··· EXERCISE INPUT ···

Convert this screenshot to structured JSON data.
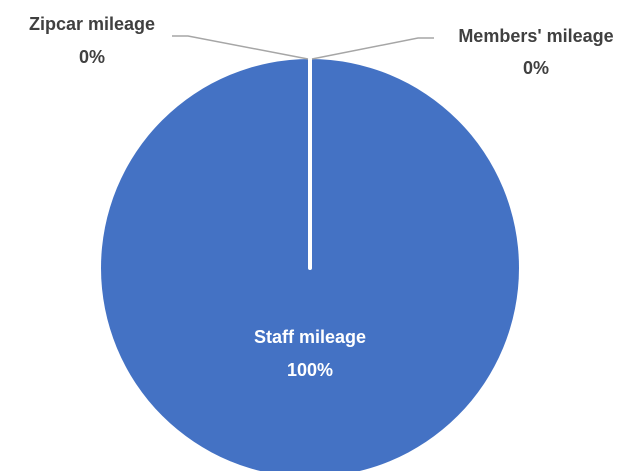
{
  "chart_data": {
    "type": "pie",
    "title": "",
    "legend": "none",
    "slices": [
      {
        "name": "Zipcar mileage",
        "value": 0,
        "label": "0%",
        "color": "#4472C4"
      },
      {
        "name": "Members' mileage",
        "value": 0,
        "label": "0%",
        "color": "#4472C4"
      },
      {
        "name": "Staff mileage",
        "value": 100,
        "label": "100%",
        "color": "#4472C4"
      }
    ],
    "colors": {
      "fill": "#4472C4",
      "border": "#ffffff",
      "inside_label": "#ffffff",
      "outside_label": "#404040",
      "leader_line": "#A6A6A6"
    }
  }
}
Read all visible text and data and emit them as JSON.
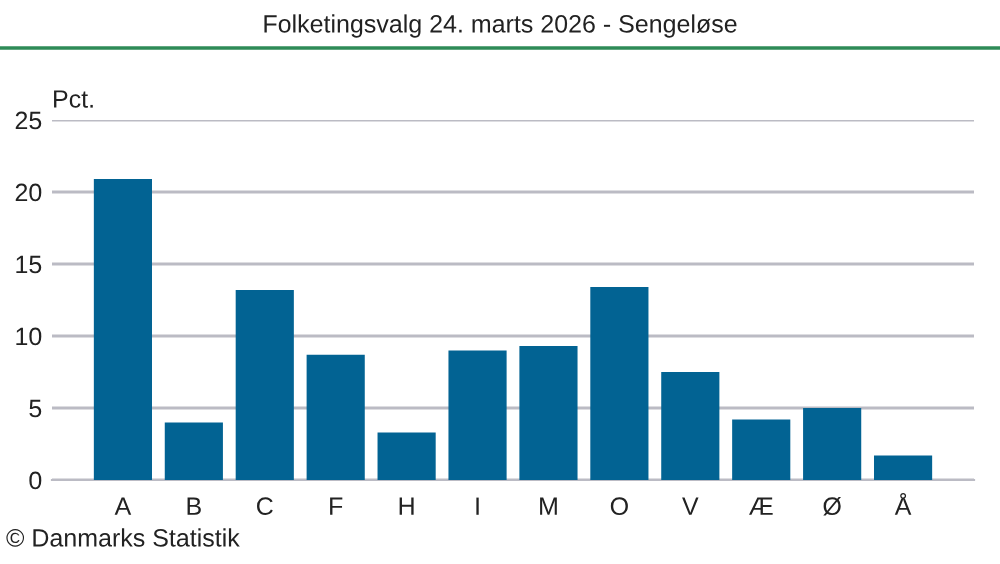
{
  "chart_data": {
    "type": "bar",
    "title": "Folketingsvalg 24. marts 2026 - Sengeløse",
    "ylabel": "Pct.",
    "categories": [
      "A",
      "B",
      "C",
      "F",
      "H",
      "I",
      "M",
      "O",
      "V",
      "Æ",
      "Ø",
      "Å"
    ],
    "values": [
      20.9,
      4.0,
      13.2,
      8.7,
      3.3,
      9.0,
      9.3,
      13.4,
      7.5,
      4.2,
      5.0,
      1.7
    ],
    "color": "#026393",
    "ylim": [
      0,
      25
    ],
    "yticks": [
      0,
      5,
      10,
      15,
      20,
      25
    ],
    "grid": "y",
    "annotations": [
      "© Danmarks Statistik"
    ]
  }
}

···

**STATED GOAL:**
Search the entries for the word "title" and gather every line where it appears.

**FINAL RESULT:**
    "title": "",
    "title": "Folketingsvalg 24. marts 2026 - Sengeløse",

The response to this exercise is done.